**Records**
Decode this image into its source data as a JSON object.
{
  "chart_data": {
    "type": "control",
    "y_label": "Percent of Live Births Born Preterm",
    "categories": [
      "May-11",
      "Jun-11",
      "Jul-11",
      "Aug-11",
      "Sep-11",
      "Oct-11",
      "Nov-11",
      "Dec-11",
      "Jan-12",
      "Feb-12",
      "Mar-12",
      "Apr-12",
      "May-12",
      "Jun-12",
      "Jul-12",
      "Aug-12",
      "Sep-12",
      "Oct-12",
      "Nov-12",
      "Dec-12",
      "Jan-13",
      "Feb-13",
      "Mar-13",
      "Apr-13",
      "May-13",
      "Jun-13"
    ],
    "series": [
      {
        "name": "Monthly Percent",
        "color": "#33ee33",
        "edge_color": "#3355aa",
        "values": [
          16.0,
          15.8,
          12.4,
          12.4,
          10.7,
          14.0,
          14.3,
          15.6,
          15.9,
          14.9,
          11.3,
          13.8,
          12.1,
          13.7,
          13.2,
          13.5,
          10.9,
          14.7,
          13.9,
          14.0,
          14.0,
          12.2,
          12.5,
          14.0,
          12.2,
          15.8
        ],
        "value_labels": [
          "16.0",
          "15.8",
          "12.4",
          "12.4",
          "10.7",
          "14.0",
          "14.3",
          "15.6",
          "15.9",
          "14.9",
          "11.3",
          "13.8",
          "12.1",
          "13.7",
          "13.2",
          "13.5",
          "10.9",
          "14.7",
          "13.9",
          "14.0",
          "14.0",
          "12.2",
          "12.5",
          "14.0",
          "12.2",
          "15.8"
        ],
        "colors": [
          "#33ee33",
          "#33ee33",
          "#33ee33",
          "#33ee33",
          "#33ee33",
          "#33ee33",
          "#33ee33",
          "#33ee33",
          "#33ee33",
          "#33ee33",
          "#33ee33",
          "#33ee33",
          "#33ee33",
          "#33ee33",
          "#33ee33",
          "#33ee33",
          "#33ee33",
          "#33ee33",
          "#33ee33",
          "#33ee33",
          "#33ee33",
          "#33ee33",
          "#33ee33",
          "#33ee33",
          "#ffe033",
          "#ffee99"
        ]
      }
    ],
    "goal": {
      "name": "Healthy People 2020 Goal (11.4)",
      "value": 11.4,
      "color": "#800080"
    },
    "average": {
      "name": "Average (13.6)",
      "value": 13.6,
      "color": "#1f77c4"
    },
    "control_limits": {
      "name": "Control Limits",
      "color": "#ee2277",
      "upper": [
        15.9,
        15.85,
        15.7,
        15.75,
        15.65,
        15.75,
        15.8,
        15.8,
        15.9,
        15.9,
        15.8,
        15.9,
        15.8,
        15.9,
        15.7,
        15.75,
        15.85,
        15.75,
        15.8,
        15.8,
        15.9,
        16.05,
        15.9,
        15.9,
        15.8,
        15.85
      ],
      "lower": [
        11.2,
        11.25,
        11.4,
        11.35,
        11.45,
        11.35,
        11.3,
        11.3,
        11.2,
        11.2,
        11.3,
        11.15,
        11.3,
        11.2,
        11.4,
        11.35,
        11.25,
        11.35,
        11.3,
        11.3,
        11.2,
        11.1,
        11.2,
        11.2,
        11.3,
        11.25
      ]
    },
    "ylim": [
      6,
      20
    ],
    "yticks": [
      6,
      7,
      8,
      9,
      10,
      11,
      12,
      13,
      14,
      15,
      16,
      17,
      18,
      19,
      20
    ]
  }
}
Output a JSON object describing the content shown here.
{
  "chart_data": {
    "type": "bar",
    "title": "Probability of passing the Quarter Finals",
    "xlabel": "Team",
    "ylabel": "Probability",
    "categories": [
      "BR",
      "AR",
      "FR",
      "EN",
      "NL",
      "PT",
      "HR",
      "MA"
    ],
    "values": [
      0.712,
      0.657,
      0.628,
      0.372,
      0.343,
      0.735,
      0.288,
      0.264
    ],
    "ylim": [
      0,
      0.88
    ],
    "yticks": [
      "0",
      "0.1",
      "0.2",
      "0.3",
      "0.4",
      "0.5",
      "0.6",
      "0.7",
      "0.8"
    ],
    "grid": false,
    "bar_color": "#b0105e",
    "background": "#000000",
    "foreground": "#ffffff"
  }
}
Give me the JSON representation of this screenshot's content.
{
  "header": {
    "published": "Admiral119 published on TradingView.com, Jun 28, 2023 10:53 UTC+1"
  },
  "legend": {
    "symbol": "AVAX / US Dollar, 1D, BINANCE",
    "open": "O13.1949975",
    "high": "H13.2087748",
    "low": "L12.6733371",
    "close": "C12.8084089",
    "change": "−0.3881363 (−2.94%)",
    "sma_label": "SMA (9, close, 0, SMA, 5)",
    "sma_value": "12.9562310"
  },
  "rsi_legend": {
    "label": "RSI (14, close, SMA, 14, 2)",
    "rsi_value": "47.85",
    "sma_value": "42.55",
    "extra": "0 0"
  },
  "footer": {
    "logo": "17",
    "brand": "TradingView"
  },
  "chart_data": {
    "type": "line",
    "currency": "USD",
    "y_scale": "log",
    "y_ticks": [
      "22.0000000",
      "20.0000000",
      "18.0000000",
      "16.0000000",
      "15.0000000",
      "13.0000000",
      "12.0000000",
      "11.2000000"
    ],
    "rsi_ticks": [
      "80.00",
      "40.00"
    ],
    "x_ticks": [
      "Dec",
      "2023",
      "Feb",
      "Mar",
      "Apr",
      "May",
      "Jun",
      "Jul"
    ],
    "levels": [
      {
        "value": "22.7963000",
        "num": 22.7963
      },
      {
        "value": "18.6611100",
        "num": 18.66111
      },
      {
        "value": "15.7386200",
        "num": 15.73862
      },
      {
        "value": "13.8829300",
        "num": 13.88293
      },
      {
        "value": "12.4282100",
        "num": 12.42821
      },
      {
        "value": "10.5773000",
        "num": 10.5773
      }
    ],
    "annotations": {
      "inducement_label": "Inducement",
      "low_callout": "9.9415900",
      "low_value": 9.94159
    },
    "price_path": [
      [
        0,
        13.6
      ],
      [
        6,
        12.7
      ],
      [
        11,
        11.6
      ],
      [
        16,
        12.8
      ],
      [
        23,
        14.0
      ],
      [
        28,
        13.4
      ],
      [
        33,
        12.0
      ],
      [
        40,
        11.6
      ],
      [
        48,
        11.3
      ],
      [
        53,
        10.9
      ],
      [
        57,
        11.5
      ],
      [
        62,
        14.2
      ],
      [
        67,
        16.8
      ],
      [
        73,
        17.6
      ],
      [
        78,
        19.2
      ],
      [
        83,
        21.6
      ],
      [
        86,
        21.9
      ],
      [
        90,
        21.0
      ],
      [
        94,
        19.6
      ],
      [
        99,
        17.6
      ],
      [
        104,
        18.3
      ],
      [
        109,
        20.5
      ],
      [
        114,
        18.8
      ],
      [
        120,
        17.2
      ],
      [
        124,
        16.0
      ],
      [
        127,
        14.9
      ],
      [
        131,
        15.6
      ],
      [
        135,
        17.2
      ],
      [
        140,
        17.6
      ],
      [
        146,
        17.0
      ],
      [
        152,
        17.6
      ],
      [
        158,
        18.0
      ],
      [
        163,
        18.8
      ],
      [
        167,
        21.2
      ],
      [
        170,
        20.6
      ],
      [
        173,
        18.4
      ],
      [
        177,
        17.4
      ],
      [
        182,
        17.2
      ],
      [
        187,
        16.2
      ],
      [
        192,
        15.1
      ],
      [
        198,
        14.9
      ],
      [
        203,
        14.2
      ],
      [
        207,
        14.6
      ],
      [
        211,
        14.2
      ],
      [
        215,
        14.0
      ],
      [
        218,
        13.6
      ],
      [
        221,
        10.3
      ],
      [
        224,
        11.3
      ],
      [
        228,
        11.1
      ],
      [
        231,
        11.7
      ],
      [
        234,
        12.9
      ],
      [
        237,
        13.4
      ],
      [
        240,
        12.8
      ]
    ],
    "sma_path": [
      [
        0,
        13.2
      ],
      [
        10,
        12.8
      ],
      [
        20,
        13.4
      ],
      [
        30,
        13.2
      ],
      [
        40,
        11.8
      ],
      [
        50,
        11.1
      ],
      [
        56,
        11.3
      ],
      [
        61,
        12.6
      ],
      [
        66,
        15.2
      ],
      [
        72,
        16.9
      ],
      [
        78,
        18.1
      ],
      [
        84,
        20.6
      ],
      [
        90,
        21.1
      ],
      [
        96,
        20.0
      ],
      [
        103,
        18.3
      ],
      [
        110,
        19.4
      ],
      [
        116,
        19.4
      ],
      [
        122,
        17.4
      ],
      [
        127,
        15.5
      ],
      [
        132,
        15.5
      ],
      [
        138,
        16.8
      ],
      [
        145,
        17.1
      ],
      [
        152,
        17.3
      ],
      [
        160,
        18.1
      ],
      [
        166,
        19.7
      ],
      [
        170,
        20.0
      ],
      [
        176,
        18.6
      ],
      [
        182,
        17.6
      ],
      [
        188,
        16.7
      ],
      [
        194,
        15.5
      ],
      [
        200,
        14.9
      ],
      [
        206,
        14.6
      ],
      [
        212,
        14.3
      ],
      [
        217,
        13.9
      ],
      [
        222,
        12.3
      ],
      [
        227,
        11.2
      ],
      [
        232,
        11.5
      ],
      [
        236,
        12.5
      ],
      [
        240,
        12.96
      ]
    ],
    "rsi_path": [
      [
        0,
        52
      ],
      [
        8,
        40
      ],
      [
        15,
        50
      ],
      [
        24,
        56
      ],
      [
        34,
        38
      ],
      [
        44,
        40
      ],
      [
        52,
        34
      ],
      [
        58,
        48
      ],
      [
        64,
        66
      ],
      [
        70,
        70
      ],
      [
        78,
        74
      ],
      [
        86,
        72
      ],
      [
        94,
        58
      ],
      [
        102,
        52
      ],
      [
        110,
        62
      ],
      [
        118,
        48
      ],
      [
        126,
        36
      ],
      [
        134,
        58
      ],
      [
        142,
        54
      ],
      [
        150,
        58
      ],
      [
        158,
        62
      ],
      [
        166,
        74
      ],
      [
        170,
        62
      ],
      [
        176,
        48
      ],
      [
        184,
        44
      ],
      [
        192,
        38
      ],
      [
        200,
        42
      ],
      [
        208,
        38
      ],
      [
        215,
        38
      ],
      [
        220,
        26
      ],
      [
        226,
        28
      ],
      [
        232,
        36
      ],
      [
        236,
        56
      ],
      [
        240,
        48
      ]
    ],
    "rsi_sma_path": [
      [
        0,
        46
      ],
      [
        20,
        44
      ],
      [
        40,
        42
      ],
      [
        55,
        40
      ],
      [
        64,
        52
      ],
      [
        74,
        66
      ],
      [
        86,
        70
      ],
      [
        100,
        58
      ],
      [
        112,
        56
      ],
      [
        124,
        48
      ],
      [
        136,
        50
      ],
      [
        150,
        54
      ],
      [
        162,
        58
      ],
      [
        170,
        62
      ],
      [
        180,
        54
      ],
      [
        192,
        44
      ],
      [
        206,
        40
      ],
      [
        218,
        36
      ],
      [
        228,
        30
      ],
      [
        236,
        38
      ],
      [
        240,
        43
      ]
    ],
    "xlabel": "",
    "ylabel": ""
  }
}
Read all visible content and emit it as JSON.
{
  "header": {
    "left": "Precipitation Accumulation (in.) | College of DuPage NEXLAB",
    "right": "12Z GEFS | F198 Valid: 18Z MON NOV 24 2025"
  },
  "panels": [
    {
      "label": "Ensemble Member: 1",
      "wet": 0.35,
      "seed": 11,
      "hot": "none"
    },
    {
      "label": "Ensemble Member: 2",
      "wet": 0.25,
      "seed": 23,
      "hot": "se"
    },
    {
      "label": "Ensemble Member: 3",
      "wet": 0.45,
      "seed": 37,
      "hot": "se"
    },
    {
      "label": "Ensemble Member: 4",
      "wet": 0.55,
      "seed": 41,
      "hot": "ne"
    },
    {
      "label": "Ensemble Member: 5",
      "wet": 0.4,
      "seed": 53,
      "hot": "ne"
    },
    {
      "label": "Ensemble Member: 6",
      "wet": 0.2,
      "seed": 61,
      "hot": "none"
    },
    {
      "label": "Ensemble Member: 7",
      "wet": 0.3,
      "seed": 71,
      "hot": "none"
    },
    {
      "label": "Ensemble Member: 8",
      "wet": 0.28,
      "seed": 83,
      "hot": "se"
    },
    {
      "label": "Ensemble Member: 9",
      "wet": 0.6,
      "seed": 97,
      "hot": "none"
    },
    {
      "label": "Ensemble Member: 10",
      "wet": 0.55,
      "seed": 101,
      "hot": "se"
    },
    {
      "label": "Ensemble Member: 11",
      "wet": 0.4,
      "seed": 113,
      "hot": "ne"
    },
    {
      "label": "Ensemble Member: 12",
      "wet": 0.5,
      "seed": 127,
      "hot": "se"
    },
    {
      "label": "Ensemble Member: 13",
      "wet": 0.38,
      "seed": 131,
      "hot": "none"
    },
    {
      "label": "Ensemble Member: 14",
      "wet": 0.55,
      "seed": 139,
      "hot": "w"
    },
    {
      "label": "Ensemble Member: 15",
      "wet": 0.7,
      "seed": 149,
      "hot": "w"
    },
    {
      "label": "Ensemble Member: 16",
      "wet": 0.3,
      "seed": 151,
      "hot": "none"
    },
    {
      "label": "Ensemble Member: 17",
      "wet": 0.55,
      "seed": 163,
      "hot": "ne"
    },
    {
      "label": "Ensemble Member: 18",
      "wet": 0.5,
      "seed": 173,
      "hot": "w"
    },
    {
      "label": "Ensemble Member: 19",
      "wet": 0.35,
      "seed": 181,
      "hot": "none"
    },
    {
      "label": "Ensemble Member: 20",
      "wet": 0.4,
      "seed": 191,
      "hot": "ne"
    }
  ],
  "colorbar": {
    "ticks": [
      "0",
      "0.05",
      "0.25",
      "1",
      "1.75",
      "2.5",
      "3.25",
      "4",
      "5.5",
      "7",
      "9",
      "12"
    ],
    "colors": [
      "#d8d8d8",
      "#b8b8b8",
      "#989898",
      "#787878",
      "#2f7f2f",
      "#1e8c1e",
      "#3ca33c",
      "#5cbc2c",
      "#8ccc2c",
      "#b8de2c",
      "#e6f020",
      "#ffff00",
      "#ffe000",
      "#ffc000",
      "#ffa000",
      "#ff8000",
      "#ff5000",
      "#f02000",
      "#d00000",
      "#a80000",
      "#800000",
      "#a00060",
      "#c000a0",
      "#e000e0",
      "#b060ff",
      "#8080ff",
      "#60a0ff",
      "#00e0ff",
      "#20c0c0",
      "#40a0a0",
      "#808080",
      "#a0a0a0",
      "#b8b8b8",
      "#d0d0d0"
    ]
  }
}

**What this task involves**
Only the number is needed here: how many lines of the records contain "Percent"?

**Reply**
2